[WHAT THE TASK ASKS]
Return the full listing exactly as it is written.

[SUPPLIED ENTRIES]

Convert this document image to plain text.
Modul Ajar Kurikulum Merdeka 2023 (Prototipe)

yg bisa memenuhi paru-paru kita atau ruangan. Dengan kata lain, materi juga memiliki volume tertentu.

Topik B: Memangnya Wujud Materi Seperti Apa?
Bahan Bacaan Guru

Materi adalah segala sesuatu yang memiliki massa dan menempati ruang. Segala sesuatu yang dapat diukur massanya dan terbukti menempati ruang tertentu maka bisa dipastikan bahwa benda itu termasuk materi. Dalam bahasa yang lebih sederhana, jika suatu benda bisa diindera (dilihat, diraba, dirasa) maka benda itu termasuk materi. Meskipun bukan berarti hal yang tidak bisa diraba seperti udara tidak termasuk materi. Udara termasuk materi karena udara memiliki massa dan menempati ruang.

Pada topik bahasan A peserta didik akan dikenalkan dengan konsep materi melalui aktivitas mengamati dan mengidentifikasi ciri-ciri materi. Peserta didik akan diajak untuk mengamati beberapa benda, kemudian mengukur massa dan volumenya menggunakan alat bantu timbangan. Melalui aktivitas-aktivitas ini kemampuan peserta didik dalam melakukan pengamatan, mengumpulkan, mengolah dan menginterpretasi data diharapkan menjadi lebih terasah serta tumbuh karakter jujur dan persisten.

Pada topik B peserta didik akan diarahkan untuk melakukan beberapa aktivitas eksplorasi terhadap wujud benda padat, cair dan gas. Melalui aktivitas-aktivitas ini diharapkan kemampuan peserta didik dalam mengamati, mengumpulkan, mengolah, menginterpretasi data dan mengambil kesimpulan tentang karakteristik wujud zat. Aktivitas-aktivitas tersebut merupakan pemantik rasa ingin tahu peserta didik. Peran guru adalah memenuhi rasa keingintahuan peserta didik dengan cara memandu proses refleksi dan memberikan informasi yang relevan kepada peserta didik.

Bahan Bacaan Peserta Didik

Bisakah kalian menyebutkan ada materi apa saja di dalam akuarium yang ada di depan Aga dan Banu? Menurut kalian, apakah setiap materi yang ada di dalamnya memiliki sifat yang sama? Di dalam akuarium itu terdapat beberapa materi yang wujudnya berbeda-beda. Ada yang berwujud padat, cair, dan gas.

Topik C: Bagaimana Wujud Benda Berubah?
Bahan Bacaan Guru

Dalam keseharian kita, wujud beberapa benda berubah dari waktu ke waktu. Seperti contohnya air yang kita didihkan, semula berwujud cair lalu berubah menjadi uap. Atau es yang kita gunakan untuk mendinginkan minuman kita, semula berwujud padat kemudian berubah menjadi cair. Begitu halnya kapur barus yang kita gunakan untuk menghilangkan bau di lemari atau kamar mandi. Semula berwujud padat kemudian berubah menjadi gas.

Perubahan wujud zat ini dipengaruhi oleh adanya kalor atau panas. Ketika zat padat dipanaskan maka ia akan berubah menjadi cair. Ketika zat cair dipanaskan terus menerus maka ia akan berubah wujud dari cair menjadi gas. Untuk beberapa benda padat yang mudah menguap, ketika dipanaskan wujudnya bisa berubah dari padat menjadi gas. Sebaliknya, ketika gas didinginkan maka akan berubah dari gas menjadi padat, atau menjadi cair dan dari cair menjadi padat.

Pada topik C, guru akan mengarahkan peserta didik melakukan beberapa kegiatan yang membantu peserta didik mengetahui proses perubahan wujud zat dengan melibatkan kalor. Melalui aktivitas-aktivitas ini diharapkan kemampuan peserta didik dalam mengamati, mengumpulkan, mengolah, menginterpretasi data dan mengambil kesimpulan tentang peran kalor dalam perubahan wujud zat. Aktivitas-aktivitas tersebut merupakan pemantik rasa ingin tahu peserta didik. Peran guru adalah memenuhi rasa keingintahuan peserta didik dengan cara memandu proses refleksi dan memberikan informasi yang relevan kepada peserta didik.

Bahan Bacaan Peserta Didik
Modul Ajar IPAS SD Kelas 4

[TASK RESULT]
Convert this document image to plain text.
Modul Ajar Kurikulum Merdeka 2023 (Prototipe)

yg bisa memenuhi paru-paru kita atau ruangan. Dengan kata lain, materi juga memiliki volume tertentu.

Topik B: Memangnya Wujud Materi Seperti Apa?
Bahan Bacaan Guru

Materi adalah segala sesuatu yang memiliki massa dan menempati ruang. Segala sesuatu yang dapat diukur massanya dan terbukti menempati ruang tertentu maka bisa dipastikan bahwa benda itu termasuk materi. Dalam bahasa yang lebih sederhana, jika suatu benda bisa diindera (dilihat, diraba, dirasa) maka benda itu termasuk materi. Meskipun bukan berarti hal yang tidak bisa diraba seperti udara tidak termasuk materi. Udara termasuk materi karena udara memiliki massa dan menempati ruang.

Pada topik bahasan A peserta didik akan dikenalkan dengan konsep materi melalui aktivitas mengamati dan mengidentifikasi ciri-ciri materi. Peserta didik akan diajak untuk mengamati beberapa benda, kemudian mengukur massa dan volumenya menggunakan alat bantu timbangan. Melalui aktivitas-aktivitas ini kemampuan peserta didik dalam melakukan pengamatan, mengumpulkan, mengolah dan menginterpretasi data diharapkan menjadi lebih terasah serta tumbuh karakter jujur dan persisten.

Pada topik B peserta didik akan diarahkan untuk melakukan beberapa aktivitas eksplorasi terhadap wujud benda padat, cair dan gas. Melalui aktivitas-aktivitas ini diharapkan kemampuan peserta didik dalam mengamati, mengumpulkan, mengolah, menginterpretasi data dan mengambil kesimpulan tentang karakteristik wujud zat. Aktivitas-aktivitas tersebut merupakan pemantik rasa ingin tahu peserta didik. Peran guru adalah memenuhi rasa keingintahuan peserta didik dengan cara memandu proses refleksi dan memberikan informasi yang relevan kepada peserta didik.

Bahan Bacaan Peserta Didik

Bisakah kalian menyebutkan ada materi apa saja di dalam akuarium yang ada di depan Aga dan Banu? Menurut kalian, apakah setiap materi yang ada di dalamnya memiliki sifat yang sama? Di dalam akuarium itu terdapat beberapa materi yang wujudnya berbeda-beda. Ada yang berwujud padat, cair, dan gas.

Topik C: Bagaimana Wujud Benda Berubah?
Bahan Bacaan Guru

Dalam keseharian kita, wujud beberapa benda berubah dari waktu ke waktu. Seperti contohnya air yang kita didihkan, semula berwujud cair lalu berubah menjadi uap. Atau es yang kita gunakan untuk mendinginkan minuman kita, semula berwujud padat kemudian berubah menjadi cair. Begitu halnya kapur barus yang kita gunakan untuk menghilangkan bau di lemari atau kamar mandi. Semula berwujud padat kemudian berubah menjadi gas.

Perubahan wujud zat ini dipengaruhi oleh adanya kalor atau panas. Ketika zat padat dipanaskan maka ia akan berubah menjadi cair. Ketika zat cair dipanaskan terus menerus maka ia akan berubah wujud dari cair menjadi gas. Untuk beberapa benda padat yang mudah menguap, ketika dipanaskan wujudnya bisa berubah dari padat menjadi gas. Sebaliknya, ketika gas didinginkan maka akan berubah dari gas menjadi padat, atau menjadi cair dan dari cair menjadi padat.

Pada topik C, guru akan mengarahkan peserta didik melakukan beberapa kegiatan yang membantu peserta didik mengetahui proses perubahan wujud zat dengan melibatkan kalor. Melalui aktivitas-aktivitas ini diharapkan kemampuan peserta didik dalam mengamati, mengumpulkan, mengolah, menginterpretasi data dan mengambil kesimpulan tentang peran kalor dalam perubahan wujud zat. Aktivitas-aktivitas tersebut merupakan pemantik rasa ingin tahu peserta didik. Peran guru adalah memenuhi rasa keingintahuan peserta didik dengan cara memandu proses refleksi dan memberikan informasi yang relevan kepada peserta didik.

Bahan Bacaan Peserta Didik
Modul Ajar IPAS SD Kelas 4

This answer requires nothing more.